>> BEGIN Dataset records

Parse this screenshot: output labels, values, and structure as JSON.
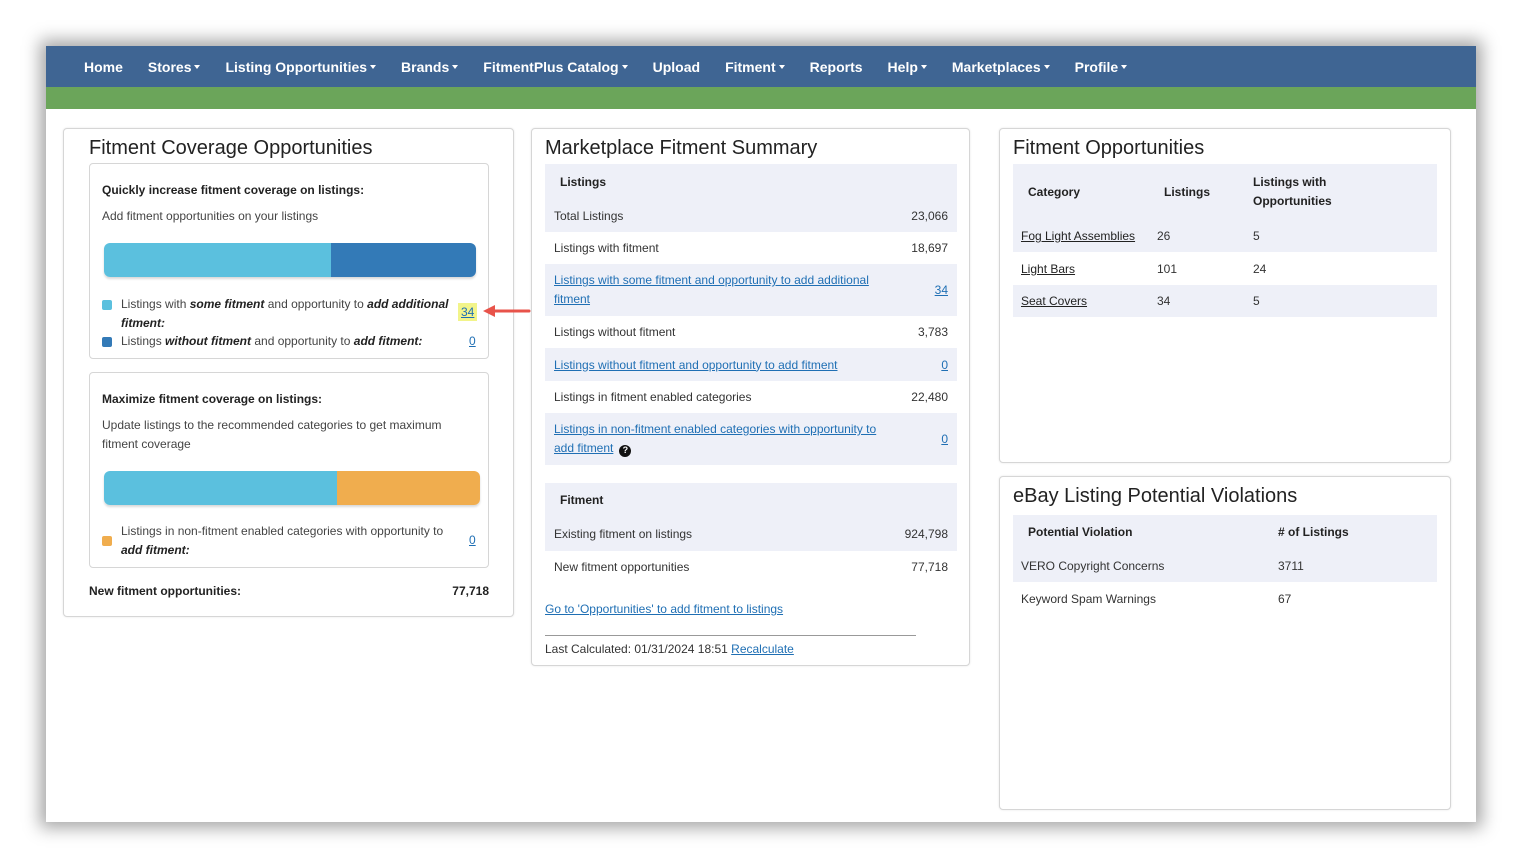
{
  "nav": {
    "items": [
      {
        "label": "Home",
        "dropdown": false
      },
      {
        "label": "Stores",
        "dropdown": true
      },
      {
        "label": "Listing Opportunities",
        "dropdown": true
      },
      {
        "label": "Brands",
        "dropdown": true
      },
      {
        "label": "FitmentPlus Catalog",
        "dropdown": true
      },
      {
        "label": "Upload",
        "dropdown": false
      },
      {
        "label": "Fitment",
        "dropdown": true
      },
      {
        "label": "Reports",
        "dropdown": false
      },
      {
        "label": "Help",
        "dropdown": true
      },
      {
        "label": "Marketplaces",
        "dropdown": true
      },
      {
        "label": "Profile",
        "dropdown": true
      }
    ]
  },
  "coverage": {
    "title": "Fitment Coverage Opportunities",
    "quick": {
      "heading": "Quickly increase fitment coverage on listings:",
      "subtext": "Add fitment opportunities on your listings",
      "bar_fraction": 0.61,
      "legend1_a": "Listings with ",
      "legend1_b": "some fitment",
      "legend1_c": " and opportunity to ",
      "legend1_d": "add additional fitment:",
      "legend1_value": "34",
      "legend2_a": "Listings ",
      "legend2_b": "without fitment",
      "legend2_c": " and opportunity to ",
      "legend2_d": "add fitment:",
      "legend2_value": "0"
    },
    "maximize": {
      "heading": "Maximize fitment coverage on listings:",
      "subtext": "Update listings to the recommended categories to get maximum fitment coverage",
      "bar_fraction": 0.62,
      "legend_a": "Listings in non-fitment enabled categories with opportunity to ",
      "legend_b": "add fitment:",
      "legend_value": "0"
    },
    "total_label": "New fitment opportunities:",
    "total_value": "77,718"
  },
  "summary": {
    "title": "Marketplace Fitment Summary",
    "listings_header": "Listings",
    "rows": [
      {
        "label": "Total Listings",
        "value": "23,066"
      },
      {
        "label": "Listings with fitment",
        "value": "18,697"
      },
      {
        "label": "Listings with some fitment and opportunity to add additional fitment",
        "value": "34"
      },
      {
        "label": "Listings without fitment",
        "value": "3,783"
      },
      {
        "label": "Listings without fitment and opportunity to add fitment",
        "value": "0"
      },
      {
        "label": "Listings in fitment enabled categories",
        "value": "22,480"
      },
      {
        "label": "Listings in non-fitment enabled categories with opportunity to add fitment",
        "value": "0"
      }
    ],
    "fitment_header": "Fitment",
    "fitment_rows": [
      {
        "label": "Existing fitment on listings",
        "value": "924,798"
      },
      {
        "label": "New fitment opportunities",
        "value": "77,718"
      }
    ],
    "goto_link": "Go to 'Opportunities' to add fitment to listings",
    "last_calc_label": "Last Calculated: 01/31/2024 18:51",
    "recalc_link": "Recalculate"
  },
  "opportunities": {
    "title": "Fitment Opportunities",
    "headers": [
      "Category",
      "Listings",
      "Listings with Opportunities"
    ],
    "rows": [
      {
        "category": "Fog Light Assemblies",
        "listings": "26",
        "opps": "5"
      },
      {
        "category": "Light Bars",
        "listings": "101",
        "opps": "24"
      },
      {
        "category": "Seat Covers",
        "listings": "34",
        "opps": "5"
      }
    ]
  },
  "violations": {
    "title": "eBay Listing Potential Violations",
    "headers": [
      "Potential Violation",
      "# of Listings"
    ],
    "rows": [
      {
        "violation": "VERO Copyright Concerns",
        "count": "3711"
      },
      {
        "violation": "Keyword Spam Warnings",
        "count": "67"
      }
    ]
  },
  "colors": {
    "nav": "#3f6593",
    "green": "#6ba55a",
    "light_blue": "#5bc0de",
    "dark_blue": "#337ab7",
    "orange": "#f0ad4e",
    "link": "#1f6fb4",
    "highlight": "#f2f48a",
    "arrow": "#e8534a"
  }
}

>> END Dataset records

Look over the records above and copy each line that includes the string "additional".

_Output of the task_.
      "legend1_d": "add additional fitment:",
        "label": "Listings with some fitment and opportunity to add additional fitment",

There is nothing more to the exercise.